◆ **Stated task**
Format the lines below as a JSON list of strings, one string per line, leaving out blank lines. Omit the pictures from the answer.

◆ **Box coordinate listings**
↓↓↓
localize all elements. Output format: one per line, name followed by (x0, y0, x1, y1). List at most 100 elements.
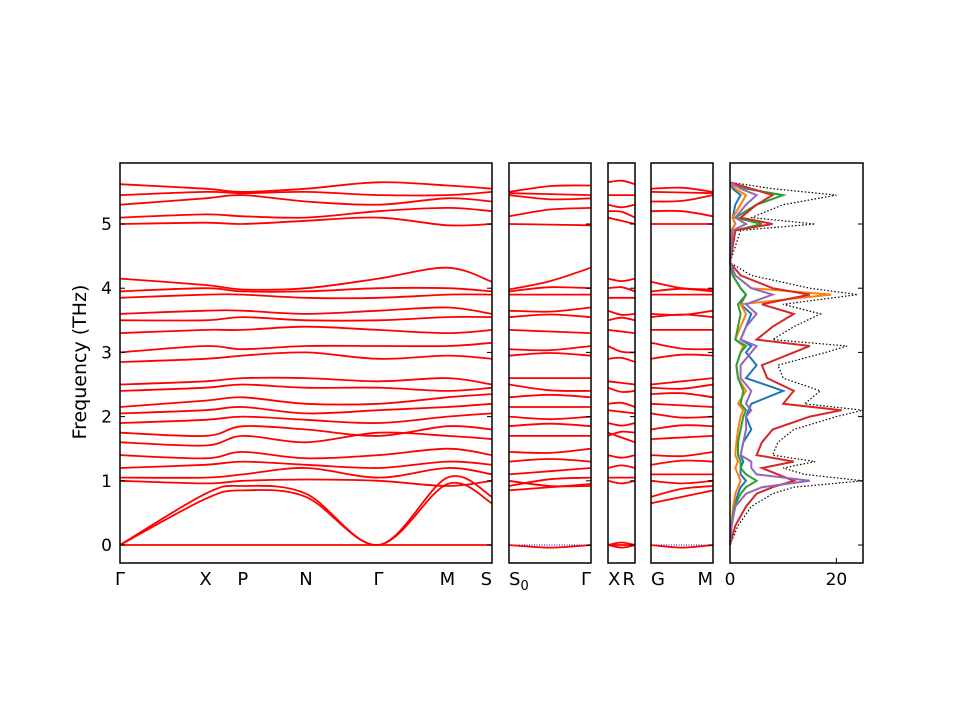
band-line (650, 435, 714, 440)
band-line (650, 186, 714, 193)
kpoint-label: X (199, 569, 211, 590)
y-axis-label: Frequency (THz) (69, 285, 91, 440)
dos-projected-line-0 (728, 181, 787, 546)
band-line (119, 341, 493, 354)
band-line (607, 203, 636, 209)
band-line (607, 345, 636, 354)
band-line (607, 179, 636, 186)
y-tick-label: 1 (101, 472, 112, 492)
band-line (508, 352, 592, 357)
band-line (650, 392, 714, 399)
band-line (119, 478, 493, 487)
band-line (607, 210, 636, 219)
band-line (119, 325, 493, 335)
kpoint-label: P (237, 569, 248, 590)
band-line (508, 544, 592, 549)
band-line (508, 286, 592, 293)
band-line (119, 190, 493, 197)
band-line (508, 393, 592, 399)
band-line (650, 309, 714, 316)
band-line (650, 544, 714, 549)
y-tick-label: 2 (101, 408, 112, 428)
band-line (607, 454, 636, 459)
band-line (607, 380, 636, 386)
y-tick-label: 4 (101, 279, 112, 299)
band-line (607, 329, 636, 334)
band-line (508, 223, 592, 227)
band-line (508, 415, 592, 421)
band-line (508, 184, 592, 193)
band-line (119, 266, 493, 291)
band-line (650, 377, 714, 386)
kpoint-label: Γ (581, 569, 591, 590)
dos-plot (728, 181, 864, 546)
band-line (508, 192, 592, 196)
band-line (607, 422, 636, 427)
kpoint-label: M (697, 569, 713, 590)
band-line (119, 306, 493, 315)
band-line (650, 209, 714, 218)
band-line (650, 485, 714, 498)
band-line (607, 479, 636, 485)
panel-frame-3 (650, 162, 714, 564)
band-line (119, 431, 493, 447)
panel-frame-4 (729, 162, 864, 564)
band-line (650, 459, 714, 466)
kpoint-label: X (608, 569, 620, 590)
band-line (119, 351, 493, 363)
kpoint-label: G (651, 569, 665, 590)
kpoint-label: S0 (509, 569, 529, 594)
kpoint-label: S (481, 569, 492, 590)
band-line (607, 401, 636, 408)
band-line (607, 316, 636, 322)
band-line (508, 329, 592, 334)
band-line (508, 467, 592, 476)
dos-projected-line-1 (728, 181, 832, 546)
band-line (508, 383, 592, 392)
band-line (119, 475, 493, 546)
band-line (650, 191, 714, 195)
band-line (119, 286, 493, 293)
band-line (508, 194, 592, 201)
band-line (119, 315, 493, 322)
kpoint-label: R (622, 569, 635, 590)
band-line (508, 313, 592, 318)
band-line (119, 206, 493, 219)
y-tick-label: 5 (101, 215, 112, 235)
band-line (650, 489, 714, 505)
band-line (650, 341, 714, 351)
band-line (119, 376, 493, 386)
y-tick-label: 3 (101, 343, 112, 363)
band-line (119, 181, 493, 193)
band-line (607, 286, 636, 293)
dos-projected-line-4 (728, 181, 810, 546)
band-line (508, 422, 592, 428)
band-line (650, 424, 714, 431)
band-line (119, 412, 493, 424)
band-line (607, 386, 636, 393)
panel-frame-0 (119, 162, 493, 564)
band-line (508, 476, 592, 487)
kpoint-label: M (440, 569, 456, 590)
dos-x-tick-label: 0 (725, 570, 736, 590)
band-line (607, 216, 636, 225)
band-line (508, 207, 592, 218)
band-line (607, 409, 636, 415)
panel-frame-1 (508, 162, 592, 564)
band-line (508, 447, 592, 454)
band-line (119, 402, 493, 415)
y-tick-label: 0 (101, 536, 112, 556)
band-line (119, 481, 493, 546)
band-line (119, 425, 493, 437)
band-line (508, 483, 592, 492)
band-line (119, 194, 493, 206)
band-line (508, 345, 592, 352)
band-line (119, 460, 493, 469)
band-line (119, 447, 493, 460)
band-line (650, 479, 714, 485)
panel-frames (119, 162, 864, 564)
band-line (508, 458, 592, 463)
band-line (607, 464, 636, 469)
↑↑↑
◆ **Task response**
[
  "localize all elements. Output format: one per line, name followed by (x0, y0, x1, y1). List at most 100 elements.",
  "band-line (650, 435, 714, 440)",
  "band-line (650, 186, 714, 193)",
  "kpoint-label: X (199, 569, 211, 590)",
  "y-axis-label: Frequency (THz) (69, 285, 91, 440)",
  "dos-projected-line-0 (728, 181, 787, 546)",
  "band-line (119, 341, 493, 354)",
  "band-line (607, 203, 636, 209)",
  "band-line (607, 345, 636, 354)",
  "band-line (607, 179, 636, 186)",
  "y-tick-label: 1 (101, 472, 112, 492)",
  "band-line (508, 352, 592, 357)",
  "band-line (650, 392, 714, 399)",
  "band-line (119, 478, 493, 487)",
  "band-line (607, 210, 636, 219)",
  "band-line (119, 325, 493, 335)",
  "kpoint-label: P (237, 569, 248, 590)",
  "band-line (508, 544, 592, 549)",
  "band-line (508, 286, 592, 293)",
  "band-line (119, 190, 493, 197)",
  "band-line (508, 393, 592, 399)",
  "band-line (650, 309, 714, 316)",
  "band-line (650, 544, 714, 549)",
  "y-tick-label: 2 (101, 408, 112, 428)",
  "band-line (607, 454, 636, 459)",
  "band-line (607, 380, 636, 386)",
  "y-tick-label: 4 (101, 279, 112, 299)",
  "band-line (607, 329, 636, 334)",
  "band-line (508, 223, 592, 227)",
  "band-line (508, 415, 592, 421)",
  "band-line (508, 184, 592, 193)",
  "band-line (119, 266, 493, 291)",
  "band-line (650, 377, 714, 386)",
  "kpoint-label: Γ (581, 569, 591, 590)",
  "dos-plot (728, 181, 864, 546)",
  "band-line (508, 192, 592, 196)",
  "band-line (607, 422, 636, 427)",
  "kpoint-label: M (697, 569, 713, 590)",
  "band-line (119, 306, 493, 315)",
  "band-line (650, 209, 714, 218)",
  "band-line (650, 485, 714, 498)",
  "band-line (607, 479, 636, 485)",
  "panel-frame-3 (650, 162, 714, 564)",
  "band-line (119, 431, 493, 447)",
  "panel-frame-4 (729, 162, 864, 564)",
  "band-line (650, 459, 714, 466)",
  "kpoint-label: X (608, 569, 620, 590)",
  "band-line (119, 351, 493, 363)",
  "kpoint-label: G (651, 569, 665, 590)",
  "kpoint-label: S0 (509, 569, 529, 594)",
  "kpoint-label: S (481, 569, 492, 590)",
  "band-line (607, 401, 636, 408)",
  "band-line (607, 316, 636, 322)",
  "band-line (508, 329, 592, 334)",
  "band-line (508, 467, 592, 476)",
  "dos-projected-line-1 (728, 181, 832, 546)",
  "band-line (508, 383, 592, 392)",
  "band-line (119, 475, 493, 546)",
  "band-line (650, 191, 714, 195)",
  "band-line (119, 286, 493, 293)",
  "band-line (508, 194, 592, 201)",
  "band-line (119, 315, 493, 322)",
  "kpoint-label: R (622, 569, 635, 590)",
  "band-line (508, 313, 592, 318)",
  "band-line (119, 206, 493, 219)",
  "y-tick-label: 5 (101, 215, 112, 235)",
  "band-line (650, 489, 714, 505)",
  "band-line (650, 341, 714, 351)",
  "band-line (119, 376, 493, 386)",
  "y-tick-label: 3 (101, 343, 112, 363)",
  "band-line (119, 181, 493, 193)",
  "band-line (607, 286, 636, 293)",
  "dos-projected-line-4 (728, 181, 810, 546)",
  "band-line (508, 422, 592, 428)",
  "band-line (650, 424, 714, 431)",
  "band-line (119, 412, 493, 424)",
  "band-line (607, 386, 636, 393)",
  "panel-frame-0 (119, 162, 493, 564)",
  "band-line (508, 476, 592, 487)",
  "kpoint-label: M (440, 569, 456, 590)",
  "dos-x-tick-label: 0 (725, 570, 736, 590)",
  "band-line (607, 216, 636, 225)",
  "band-line (508, 207, 592, 218)",
  "band-line (607, 409, 636, 415)",
  "panel-frame-1 (508, 162, 592, 564)",
  "band-line (508, 447, 592, 454)",
  "band-line (119, 402, 493, 415)",
  "y-tick-label: 0 (101, 536, 112, 556)",
  "band-line (119, 481, 493, 546)",
  "band-line (119, 425, 493, 437)",
  "band-line (508, 483, 592, 492)",
  "band-line (119, 194, 493, 206)",
  "band-line (508, 345, 592, 352)",
  "band-line (119, 460, 493, 469)",
  "band-line (119, 447, 493, 460)",
  "band-line (650, 479, 714, 485)",
  "panel-frames (119, 162, 864, 564)",
  "band-line (508, 458, 592, 463)",
  "band-line (607, 464, 636, 469)"
]